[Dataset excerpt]

========

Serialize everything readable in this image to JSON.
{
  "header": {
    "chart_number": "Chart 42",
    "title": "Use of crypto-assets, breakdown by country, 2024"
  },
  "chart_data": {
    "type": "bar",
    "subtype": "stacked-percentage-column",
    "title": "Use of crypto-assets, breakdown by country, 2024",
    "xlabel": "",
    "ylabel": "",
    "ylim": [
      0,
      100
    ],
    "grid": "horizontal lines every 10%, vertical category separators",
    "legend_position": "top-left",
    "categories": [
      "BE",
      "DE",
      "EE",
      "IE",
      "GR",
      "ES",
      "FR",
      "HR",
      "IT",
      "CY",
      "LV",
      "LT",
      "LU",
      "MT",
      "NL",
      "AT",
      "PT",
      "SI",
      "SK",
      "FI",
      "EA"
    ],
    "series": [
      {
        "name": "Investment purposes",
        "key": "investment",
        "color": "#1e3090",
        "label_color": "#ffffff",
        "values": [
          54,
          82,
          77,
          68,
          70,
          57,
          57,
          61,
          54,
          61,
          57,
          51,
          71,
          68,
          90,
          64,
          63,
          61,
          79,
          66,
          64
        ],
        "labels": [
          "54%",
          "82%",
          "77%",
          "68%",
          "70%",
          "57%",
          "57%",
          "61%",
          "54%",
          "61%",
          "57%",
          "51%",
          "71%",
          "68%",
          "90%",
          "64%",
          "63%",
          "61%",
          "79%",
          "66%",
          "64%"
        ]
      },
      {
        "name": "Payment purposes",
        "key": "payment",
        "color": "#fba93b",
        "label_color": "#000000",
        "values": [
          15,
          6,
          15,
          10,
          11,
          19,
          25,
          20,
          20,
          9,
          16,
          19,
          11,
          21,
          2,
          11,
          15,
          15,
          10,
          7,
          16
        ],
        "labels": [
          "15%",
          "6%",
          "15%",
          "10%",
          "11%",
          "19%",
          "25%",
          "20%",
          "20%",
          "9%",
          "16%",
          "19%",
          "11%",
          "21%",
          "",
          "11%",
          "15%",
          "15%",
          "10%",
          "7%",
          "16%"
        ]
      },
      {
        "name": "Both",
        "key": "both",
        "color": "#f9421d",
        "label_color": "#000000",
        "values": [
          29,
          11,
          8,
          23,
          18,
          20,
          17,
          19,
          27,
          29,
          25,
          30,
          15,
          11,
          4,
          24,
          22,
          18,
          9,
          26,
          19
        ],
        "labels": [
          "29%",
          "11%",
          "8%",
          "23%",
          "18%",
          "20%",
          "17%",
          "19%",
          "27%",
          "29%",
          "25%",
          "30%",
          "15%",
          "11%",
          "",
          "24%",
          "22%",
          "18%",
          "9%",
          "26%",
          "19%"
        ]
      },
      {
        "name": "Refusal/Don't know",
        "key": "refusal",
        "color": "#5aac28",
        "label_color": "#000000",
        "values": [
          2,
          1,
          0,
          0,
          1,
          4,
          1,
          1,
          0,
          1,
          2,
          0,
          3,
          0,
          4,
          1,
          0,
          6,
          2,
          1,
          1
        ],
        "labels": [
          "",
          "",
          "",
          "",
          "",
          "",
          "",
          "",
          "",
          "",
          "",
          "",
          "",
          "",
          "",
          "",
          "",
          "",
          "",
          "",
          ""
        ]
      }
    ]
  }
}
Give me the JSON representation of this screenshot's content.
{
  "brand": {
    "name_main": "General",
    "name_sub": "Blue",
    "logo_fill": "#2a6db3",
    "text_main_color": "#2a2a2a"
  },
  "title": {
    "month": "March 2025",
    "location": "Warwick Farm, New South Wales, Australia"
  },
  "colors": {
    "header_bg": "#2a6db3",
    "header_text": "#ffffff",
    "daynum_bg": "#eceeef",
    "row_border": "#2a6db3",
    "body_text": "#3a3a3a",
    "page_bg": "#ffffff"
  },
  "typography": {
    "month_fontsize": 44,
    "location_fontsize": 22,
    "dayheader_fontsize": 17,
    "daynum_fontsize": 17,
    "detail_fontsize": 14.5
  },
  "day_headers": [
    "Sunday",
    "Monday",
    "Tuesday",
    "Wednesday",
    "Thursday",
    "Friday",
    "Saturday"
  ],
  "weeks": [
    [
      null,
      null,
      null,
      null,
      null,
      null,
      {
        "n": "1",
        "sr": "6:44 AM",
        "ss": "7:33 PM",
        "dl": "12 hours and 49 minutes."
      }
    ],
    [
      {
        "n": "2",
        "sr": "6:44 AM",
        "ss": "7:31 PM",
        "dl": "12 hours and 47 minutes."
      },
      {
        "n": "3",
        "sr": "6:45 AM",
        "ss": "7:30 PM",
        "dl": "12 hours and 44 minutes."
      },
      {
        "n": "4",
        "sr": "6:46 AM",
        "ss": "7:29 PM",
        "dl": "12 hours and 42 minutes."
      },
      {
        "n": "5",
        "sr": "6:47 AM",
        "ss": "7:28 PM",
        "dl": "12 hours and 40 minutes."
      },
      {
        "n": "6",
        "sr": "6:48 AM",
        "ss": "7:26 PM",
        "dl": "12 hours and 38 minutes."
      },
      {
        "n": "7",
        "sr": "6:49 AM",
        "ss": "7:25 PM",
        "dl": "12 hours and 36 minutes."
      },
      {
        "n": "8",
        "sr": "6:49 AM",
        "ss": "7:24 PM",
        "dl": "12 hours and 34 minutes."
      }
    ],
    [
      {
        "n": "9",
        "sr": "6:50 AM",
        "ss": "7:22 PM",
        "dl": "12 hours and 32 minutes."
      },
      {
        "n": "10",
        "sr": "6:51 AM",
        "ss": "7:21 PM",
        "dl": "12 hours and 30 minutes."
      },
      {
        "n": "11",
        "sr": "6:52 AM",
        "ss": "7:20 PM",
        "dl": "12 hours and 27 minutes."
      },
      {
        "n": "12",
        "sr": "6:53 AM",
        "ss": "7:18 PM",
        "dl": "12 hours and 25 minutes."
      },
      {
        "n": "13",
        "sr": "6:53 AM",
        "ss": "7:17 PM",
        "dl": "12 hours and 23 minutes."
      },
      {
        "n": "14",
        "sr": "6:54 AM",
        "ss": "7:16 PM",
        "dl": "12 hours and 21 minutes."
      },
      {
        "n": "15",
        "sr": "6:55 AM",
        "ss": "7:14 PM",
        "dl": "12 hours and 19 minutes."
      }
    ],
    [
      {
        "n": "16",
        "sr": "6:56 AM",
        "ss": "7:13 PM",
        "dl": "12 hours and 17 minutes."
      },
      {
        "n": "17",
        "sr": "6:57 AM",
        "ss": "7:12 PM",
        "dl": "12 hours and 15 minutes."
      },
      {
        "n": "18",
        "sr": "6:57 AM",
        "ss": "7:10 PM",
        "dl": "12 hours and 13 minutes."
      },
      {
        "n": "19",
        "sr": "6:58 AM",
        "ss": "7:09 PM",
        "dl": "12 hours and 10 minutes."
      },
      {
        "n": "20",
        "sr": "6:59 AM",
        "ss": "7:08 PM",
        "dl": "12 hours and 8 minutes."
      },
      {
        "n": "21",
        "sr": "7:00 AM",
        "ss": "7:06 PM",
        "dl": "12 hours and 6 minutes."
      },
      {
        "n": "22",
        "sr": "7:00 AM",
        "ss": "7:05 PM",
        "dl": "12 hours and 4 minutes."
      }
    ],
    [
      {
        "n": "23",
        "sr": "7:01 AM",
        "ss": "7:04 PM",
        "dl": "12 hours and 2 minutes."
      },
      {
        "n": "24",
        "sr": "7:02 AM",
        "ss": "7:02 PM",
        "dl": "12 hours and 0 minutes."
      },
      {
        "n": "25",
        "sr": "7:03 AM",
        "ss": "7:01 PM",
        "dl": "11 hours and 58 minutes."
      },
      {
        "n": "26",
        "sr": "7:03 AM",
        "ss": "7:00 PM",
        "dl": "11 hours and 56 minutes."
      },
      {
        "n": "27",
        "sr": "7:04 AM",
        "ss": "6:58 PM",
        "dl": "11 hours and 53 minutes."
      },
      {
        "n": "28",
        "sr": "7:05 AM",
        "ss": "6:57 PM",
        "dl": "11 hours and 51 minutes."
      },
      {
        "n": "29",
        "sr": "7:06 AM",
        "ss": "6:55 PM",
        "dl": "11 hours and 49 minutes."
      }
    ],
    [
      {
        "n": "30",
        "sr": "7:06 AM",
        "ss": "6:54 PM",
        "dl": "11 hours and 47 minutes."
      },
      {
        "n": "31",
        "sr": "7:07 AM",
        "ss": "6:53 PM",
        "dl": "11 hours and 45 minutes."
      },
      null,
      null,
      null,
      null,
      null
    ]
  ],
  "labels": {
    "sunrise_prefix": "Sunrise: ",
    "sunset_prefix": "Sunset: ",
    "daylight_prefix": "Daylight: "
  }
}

========

**SET TASK:**
Copy each line above containing the string "crypto".

**SOLUTION FOR THIS TASK:**
    "title": "Use of crypto-assets, breakdown by country, 2024"
    "title": "Use of crypto-assets, breakdown by country, 2024",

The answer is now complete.